──────── Text block ────────

What happened?
Description
When parallel: True is used on file.managed states, the forked ParallelState child processes enter a CPU spin-loop (~93–98% CPU each) and never complete. The root cause is that on Linux (fork-based platforms), call_parallel() passes the parent's State instance directly to the child process, including live ZeroMQ sockets connected to the Salt master. Multiple forked children then race on the same inherited ZeroMQ connections, causing the asyncio event loop to spin indefinitely waiting for responses that were already consumed by a sibling process.
Setup
- Salt version: 3007.13 (Chlorine)
- OS: Ubuntu 22.04 (Linux, fork-based process creation)
- Master topology: 3-master failover (
master_type: failover)
- Transport: ZeroMQ
Steps to Reproduce
- Create a state with multiple
file.managed declarations using parallel: True:
redis_exporter_binary:
file.managed:
- name: /usr/bin/redis_exporter
- source: https://nexus.example.com/.../redis_exporter
- skip_verify: True
- parallel: True
redis_exporter_env:
file.managed:
- name: /etc/default/redis_exporter
- source: salt://redis_exporter/files/redis_exporter.env.jinja
- template: jinja
- parallel: True
sentinel_exporter_env:
file.managed:
- name: /etc/default/sentinel_exporter
- source: salt://redis_exporter/files/redis_exporter.env.jinja
- template: jinja
- parallel: True
- Run
state.apply (even with test=True):
salt <minion-id> state.apply redis_exporter test=true
- Observe that the run never completes.
Expected Behavior
All file.managed states should execute in parallel and return results within seconds. With test=True, only hash comparison against the master file server should occur — no file writes.
Actual Behavior
- The main state process logs
"Started in a separate process" for each parallel state and then hangs indefinitely.
- Two or more
ParallelState(...) child processes appear, each consuming ~93–98% CPU:
root 2094575 98.1 1.9 610016 56528 ? Sl 22:14 4:47 ...ParallelState(/etc/default/redis_exporter)
root 2094576 98.2 1.9 610016 56724 ? Sl 22:14 4:47 ...ParallelState(/etc/default/sentinel_exporter)
- The kernel stack for these processes shows
futex_wait, but top reports near-100% CPU — characteristic of a userspace busy-loop (asyncio event loop spinning).
- Network connections to the master (ports 4505/4506) are
ESTABLISHED with Send-Q: 0 — sockets are open but idle.
salt-call cp.hash_file <same-file> works perfectly when run standalone (no parallelism).
salt-call cp.list_master works perfectly.
- Killing the hung job with
saltutil.kill_all_jobs and re-running produces the same result — the issue is 100% reproducible.

──────── Given entries ────────

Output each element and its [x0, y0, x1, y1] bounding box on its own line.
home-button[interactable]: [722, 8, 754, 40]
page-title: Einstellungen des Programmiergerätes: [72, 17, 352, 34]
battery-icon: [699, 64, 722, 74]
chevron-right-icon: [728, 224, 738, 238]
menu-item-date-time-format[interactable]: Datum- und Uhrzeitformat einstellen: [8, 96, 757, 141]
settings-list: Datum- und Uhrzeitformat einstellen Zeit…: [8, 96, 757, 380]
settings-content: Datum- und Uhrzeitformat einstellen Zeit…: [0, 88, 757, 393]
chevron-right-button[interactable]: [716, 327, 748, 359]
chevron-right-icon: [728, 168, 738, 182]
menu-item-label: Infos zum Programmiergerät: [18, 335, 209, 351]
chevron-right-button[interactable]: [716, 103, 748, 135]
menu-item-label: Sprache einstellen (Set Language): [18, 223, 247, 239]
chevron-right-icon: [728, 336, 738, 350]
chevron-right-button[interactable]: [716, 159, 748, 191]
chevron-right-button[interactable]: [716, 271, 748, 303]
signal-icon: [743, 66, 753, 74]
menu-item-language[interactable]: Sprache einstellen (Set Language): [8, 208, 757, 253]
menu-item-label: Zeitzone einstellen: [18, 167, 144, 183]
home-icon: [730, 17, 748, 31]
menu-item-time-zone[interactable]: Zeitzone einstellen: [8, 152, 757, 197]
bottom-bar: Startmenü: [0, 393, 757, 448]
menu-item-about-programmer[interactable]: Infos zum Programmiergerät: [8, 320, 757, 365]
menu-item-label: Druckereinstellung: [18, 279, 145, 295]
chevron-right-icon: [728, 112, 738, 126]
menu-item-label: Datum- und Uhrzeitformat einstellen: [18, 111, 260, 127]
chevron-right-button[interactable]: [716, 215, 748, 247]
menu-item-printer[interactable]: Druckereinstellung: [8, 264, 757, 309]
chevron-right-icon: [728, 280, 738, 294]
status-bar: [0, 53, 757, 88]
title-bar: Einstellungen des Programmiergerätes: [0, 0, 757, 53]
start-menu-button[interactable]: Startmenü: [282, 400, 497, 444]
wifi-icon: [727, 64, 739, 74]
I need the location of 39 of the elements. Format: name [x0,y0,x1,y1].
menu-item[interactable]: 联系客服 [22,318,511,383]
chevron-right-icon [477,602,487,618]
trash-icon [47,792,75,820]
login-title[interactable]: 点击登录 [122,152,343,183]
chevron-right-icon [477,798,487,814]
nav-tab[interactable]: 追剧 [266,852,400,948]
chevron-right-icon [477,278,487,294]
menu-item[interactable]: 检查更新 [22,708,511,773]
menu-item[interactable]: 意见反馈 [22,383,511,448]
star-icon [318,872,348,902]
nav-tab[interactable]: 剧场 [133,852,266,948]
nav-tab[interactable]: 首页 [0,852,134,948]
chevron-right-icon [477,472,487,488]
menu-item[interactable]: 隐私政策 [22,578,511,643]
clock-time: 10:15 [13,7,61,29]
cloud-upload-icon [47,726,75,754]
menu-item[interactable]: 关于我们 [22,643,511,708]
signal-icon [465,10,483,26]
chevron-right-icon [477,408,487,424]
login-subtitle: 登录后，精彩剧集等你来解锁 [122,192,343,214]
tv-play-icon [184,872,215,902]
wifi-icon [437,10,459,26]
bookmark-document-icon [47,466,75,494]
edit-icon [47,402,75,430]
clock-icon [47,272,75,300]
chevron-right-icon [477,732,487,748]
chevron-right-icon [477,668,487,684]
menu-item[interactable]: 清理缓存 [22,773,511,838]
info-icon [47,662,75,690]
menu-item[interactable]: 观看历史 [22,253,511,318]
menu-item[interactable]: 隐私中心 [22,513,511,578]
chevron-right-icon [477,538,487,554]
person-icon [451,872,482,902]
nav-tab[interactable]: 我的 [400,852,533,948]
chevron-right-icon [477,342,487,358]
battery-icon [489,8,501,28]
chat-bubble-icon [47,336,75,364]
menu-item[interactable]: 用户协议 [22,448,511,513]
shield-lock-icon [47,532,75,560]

────────

Task statement >> In the bug report, condense the paragraph beginning "When parallel: True is used on file.managed states" into a short bulleted list that keeps its main facts.

Reply >>
- With `parallel: True` on `file.managed` states, the forked ParallelState child processes spin at ~93–98% CPU each and never finish.
- Root cause: on Linux (fork-based platforms), `call_parallel()` hands the parent's State instance, including live ZeroMQ sockets connected to the Salt master, directly to each child.
- Several forked children then race on the same inherited ZeroMQ connections.
- A sibling process consumes the responses first, so the asyncio event loop spins indefinitely waiting for them.